• [Brief] Extract the listing below in full, unchanged.

• [Task material]

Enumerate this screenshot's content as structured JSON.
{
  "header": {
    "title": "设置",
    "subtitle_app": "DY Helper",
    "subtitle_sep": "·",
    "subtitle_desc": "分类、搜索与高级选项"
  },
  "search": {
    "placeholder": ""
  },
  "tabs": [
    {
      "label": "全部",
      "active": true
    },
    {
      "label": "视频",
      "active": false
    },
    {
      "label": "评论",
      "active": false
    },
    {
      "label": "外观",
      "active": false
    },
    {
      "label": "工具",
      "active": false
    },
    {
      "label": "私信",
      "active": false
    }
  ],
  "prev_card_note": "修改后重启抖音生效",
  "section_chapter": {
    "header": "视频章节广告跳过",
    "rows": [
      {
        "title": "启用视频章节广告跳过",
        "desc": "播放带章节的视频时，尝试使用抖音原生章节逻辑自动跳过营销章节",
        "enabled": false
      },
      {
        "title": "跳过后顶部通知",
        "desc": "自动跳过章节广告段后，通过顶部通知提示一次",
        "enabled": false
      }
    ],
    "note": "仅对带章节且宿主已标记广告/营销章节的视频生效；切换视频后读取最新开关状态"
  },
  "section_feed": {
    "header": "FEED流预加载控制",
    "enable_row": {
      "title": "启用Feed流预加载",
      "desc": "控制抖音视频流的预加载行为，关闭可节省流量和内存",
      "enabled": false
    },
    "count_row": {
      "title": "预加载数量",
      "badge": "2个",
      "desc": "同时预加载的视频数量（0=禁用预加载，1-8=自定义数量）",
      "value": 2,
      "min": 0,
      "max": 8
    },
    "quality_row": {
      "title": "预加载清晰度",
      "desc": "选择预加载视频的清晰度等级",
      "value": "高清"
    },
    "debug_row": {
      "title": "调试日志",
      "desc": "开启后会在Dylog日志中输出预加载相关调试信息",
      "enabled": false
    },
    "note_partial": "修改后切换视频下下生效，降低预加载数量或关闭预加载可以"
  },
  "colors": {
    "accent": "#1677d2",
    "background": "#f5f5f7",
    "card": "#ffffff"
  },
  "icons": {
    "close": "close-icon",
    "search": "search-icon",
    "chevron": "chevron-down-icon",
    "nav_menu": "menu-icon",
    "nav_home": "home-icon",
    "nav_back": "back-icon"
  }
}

• [Solved problem]
Enumerate this screenshot's content as structured JSON.
{
  "header": {
    "title": "设置",
    "subtitle_app": "DY Helper",
    "subtitle_sep": "·",
    "subtitle_desc": "分类、搜索与高级选项"
  },
  "search": {
    "placeholder": ""
  },
  "tabs": [
    {
      "label": "全部",
      "active": true
    },
    {
      "label": "视频",
      "active": false
    },
    {
      "label": "评论",
      "active": false
    },
    {
      "label": "外观",
      "active": false
    },
    {
      "label": "工具",
      "active": false
    },
    {
      "label": "私信",
      "active": false
    }
  ],
  "prev_card_note": "修改后重启抖音生效",
  "section_chapter": {
    "header": "视频章节广告跳过",
    "rows": [
      {
        "title": "启用视频章节广告跳过",
        "desc": "播放带章节的视频时，尝试使用抖音原生章节逻辑自动跳过营销章节",
        "enabled": false
      },
      {
        "title": "跳过后顶部通知",
        "desc": "自动跳过章节广告段后，通过顶部通知提示一次",
        "enabled": false
      }
    ],
    "note": "仅对带章节且宿主已标记广告/营销章节的视频生效；切换视频后读取最新开关状态"
  },
  "section_feed": {
    "header": "FEED流预加载控制",
    "enable_row": {
      "title": "启用Feed流预加载",
      "desc": "控制抖音视频流的预加载行为，关闭可节省流量和内存",
      "enabled": false
    },
    "count_row": {
      "title": "预加载数量",
      "badge": "2个",
      "desc": "同时预加载的视频数量（0=禁用预加载，1-8=自定义数量）",
      "value": 2,
      "min": 0,
      "max": 8
    },
    "quality_row": {
      "title": "预加载清晰度",
      "desc": "选择预加载视频的清晰度等级",
      "value": "高清"
    },
    "debug_row": {
      "title": "调试日志",
      "desc": "开启后会在Dylog日志中输出预加载相关调试信息",
      "enabled": false
    },
    "note_partial": "修改后切换视频下下生效，降低预加载数量或关闭预加载可以"
  },
  "colors": {
    "accent": "#1677d2",
    "background": "#f5f5f7",
    "card": "#ffffff"
  },
  "icons": {
    "close": "close-icon",
    "search": "search-icon",
    "chevron": "chevron-down-icon",
    "nav_menu": "menu-icon",
    "nav_home": "home-icon",
    "nav_back": "back-icon"
  }
}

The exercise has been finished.